— Start —

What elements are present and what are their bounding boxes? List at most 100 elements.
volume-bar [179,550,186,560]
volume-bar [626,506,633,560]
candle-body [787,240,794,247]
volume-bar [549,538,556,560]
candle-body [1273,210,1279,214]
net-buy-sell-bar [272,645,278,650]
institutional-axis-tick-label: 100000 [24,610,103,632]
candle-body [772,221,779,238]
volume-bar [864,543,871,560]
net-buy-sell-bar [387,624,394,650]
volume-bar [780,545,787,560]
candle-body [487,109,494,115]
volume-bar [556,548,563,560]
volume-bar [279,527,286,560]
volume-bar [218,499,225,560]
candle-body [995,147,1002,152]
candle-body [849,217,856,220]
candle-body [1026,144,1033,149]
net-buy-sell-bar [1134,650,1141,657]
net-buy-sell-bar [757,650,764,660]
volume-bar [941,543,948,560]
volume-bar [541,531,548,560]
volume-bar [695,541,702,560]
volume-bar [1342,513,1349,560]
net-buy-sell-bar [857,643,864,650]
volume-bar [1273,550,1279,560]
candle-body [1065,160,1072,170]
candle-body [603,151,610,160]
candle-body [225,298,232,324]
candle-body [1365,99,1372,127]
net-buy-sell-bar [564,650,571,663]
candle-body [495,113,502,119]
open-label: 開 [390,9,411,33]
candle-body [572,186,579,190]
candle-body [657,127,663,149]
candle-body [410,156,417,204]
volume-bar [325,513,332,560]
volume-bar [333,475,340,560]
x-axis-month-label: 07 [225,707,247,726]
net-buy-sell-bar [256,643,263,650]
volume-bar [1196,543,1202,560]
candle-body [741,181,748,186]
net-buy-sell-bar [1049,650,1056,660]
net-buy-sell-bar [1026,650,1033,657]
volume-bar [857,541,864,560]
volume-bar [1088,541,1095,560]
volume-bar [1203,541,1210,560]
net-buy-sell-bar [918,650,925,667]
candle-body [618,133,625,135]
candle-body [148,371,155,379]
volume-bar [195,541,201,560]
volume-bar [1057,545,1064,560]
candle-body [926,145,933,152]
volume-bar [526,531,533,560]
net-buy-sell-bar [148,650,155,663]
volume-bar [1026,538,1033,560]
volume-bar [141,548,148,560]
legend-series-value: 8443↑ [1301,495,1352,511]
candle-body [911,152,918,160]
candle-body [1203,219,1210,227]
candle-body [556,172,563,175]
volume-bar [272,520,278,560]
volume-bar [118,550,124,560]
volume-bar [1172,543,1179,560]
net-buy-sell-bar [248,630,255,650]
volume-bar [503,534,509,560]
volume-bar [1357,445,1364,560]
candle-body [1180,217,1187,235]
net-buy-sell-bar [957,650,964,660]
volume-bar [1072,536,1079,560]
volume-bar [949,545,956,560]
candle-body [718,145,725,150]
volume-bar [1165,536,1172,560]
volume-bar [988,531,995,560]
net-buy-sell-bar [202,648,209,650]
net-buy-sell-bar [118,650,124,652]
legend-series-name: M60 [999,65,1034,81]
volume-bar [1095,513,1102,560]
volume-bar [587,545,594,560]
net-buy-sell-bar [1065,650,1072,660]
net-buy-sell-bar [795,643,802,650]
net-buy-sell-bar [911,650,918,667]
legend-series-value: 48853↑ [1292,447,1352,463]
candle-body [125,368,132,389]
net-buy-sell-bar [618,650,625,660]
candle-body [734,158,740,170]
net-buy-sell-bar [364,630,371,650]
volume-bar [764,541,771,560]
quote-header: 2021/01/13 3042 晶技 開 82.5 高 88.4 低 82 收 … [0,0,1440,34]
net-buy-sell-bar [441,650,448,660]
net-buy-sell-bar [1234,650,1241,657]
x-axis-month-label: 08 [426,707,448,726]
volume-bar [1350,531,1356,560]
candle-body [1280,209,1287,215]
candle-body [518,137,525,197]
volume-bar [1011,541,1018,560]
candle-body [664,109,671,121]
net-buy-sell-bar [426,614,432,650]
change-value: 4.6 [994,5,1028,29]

— End —

Task requirements: Swap "net-buy-sell-bar" for "net-flow-bar" everywhere it appears in the items above, and write out all the lines again with nothing else changed.

Response:
What elements are present and what are their bounding boxes? List at most 100 elements.
volume-bar [179,550,186,560]
volume-bar [626,506,633,560]
candle-body [787,240,794,247]
volume-bar [549,538,556,560]
candle-body [1273,210,1279,214]
net-flow-bar [272,645,278,650]
institutional-axis-tick-label: 100000 [24,610,103,632]
candle-body [772,221,779,238]
volume-bar [864,543,871,560]
net-flow-bar [387,624,394,650]
volume-bar [780,545,787,560]
candle-body [487,109,494,115]
volume-bar [556,548,563,560]
volume-bar [279,527,286,560]
volume-bar [218,499,225,560]
candle-body [995,147,1002,152]
candle-body [849,217,856,220]
candle-body [1026,144,1033,149]
net-flow-bar [1134,650,1141,657]
net-flow-bar [757,650,764,660]
volume-bar [941,543,948,560]
volume-bar [541,531,548,560]
volume-bar [695,541,702,560]
volume-bar [1342,513,1349,560]
net-flow-bar [857,643,864,650]
volume-bar [1273,550,1279,560]
candle-body [1065,160,1072,170]
candle-body [603,151,610,160]
candle-body [225,298,232,324]
candle-body [1365,99,1372,127]
net-flow-bar [564,650,571,663]
candle-body [495,113,502,119]
open-label: 開 [390,9,411,33]
candle-body [572,186,579,190]
candle-body [657,127,663,149]
candle-body [410,156,417,204]
volume-bar [325,513,332,560]
volume-bar [333,475,340,560]
x-axis-month-label: 07 [225,707,247,726]
net-flow-bar [256,643,263,650]
volume-bar [1196,543,1202,560]
candle-body [741,181,748,186]
net-flow-bar [1049,650,1056,660]
net-flow-bar [1026,650,1033,657]
volume-bar [857,541,864,560]
volume-bar [1088,541,1095,560]
volume-bar [1203,541,1210,560]
net-flow-bar [918,650,925,667]
candle-body [618,133,625,135]
candle-body [148,371,155,379]
volume-bar [195,541,201,560]
volume-bar [1057,545,1064,560]
candle-body [926,145,933,152]
volume-bar [526,531,533,560]
net-flow-bar [148,650,155,663]
volume-bar [1026,538,1033,560]
volume-bar [141,548,148,560]
legend-series-value: 8443↑ [1301,495,1352,511]
candle-body [911,152,918,160]
candle-body [1203,219,1210,227]
candle-body [556,172,563,175]
volume-bar [272,520,278,560]
volume-bar [118,550,124,560]
volume-bar [1172,543,1179,560]
net-flow-bar [248,630,255,650]
volume-bar [503,534,509,560]
volume-bar [1357,445,1364,560]
candle-body [1180,217,1187,235]
net-flow-bar [957,650,964,660]
volume-bar [1072,536,1079,560]
volume-bar [949,545,956,560]
candle-body [718,145,725,150]
volume-bar [1165,536,1172,560]
volume-bar [988,531,995,560]
net-flow-bar [202,648,209,650]
net-flow-bar [118,650,124,652]
legend-series-name: M60 [999,65,1034,81]
volume-bar [1095,513,1102,560]
volume-bar [587,545,594,560]
net-flow-bar [1065,650,1072,660]
net-flow-bar [795,643,802,650]
net-flow-bar [911,650,918,667]
legend-series-value: 48853↑ [1292,447,1352,463]
candle-body [125,368,132,389]
net-flow-bar [618,650,625,660]
candle-body [734,158,740,170]
net-flow-bar [364,630,371,650]
volume-bar [764,541,771,560]
quote-header: 2021/01/13 3042 晶技 開 82.5 高 88.4 低 82 收 … [0,0,1440,34]
net-flow-bar [441,650,448,660]
net-flow-bar [1234,650,1241,657]
x-axis-month-label: 08 [426,707,448,726]
volume-bar [1350,531,1356,560]
candle-body [1280,209,1287,215]
candle-body [518,137,525,197]
volume-bar [1011,541,1018,560]
candle-body [664,109,671,121]
net-flow-bar [426,614,432,650]
change-value: 4.6 [994,5,1028,29]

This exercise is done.